In the entries that follow, how many lines contain the word "Ergibt"? Answer with the number only.

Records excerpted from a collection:
########
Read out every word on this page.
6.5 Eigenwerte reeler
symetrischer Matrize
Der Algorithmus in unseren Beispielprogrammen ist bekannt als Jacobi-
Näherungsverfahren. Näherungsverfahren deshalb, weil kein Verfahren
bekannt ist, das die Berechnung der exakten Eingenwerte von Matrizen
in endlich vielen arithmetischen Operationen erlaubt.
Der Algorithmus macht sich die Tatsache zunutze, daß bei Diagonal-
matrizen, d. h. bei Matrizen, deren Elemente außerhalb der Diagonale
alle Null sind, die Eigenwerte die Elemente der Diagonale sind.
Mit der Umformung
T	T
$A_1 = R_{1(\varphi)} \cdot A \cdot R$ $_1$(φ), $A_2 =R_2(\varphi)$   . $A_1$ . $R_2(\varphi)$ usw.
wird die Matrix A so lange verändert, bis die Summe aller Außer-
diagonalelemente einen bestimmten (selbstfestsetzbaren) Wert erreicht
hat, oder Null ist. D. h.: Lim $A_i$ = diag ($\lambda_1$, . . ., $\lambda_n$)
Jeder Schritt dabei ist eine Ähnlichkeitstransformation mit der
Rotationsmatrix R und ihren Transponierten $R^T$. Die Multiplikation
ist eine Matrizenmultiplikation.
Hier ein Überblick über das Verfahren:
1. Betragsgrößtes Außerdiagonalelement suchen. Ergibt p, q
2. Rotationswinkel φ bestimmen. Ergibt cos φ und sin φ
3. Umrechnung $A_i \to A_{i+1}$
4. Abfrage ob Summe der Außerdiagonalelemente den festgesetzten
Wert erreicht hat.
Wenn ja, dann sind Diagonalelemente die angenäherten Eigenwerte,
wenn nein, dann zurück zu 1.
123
########
* _Solution to this exercise_:
2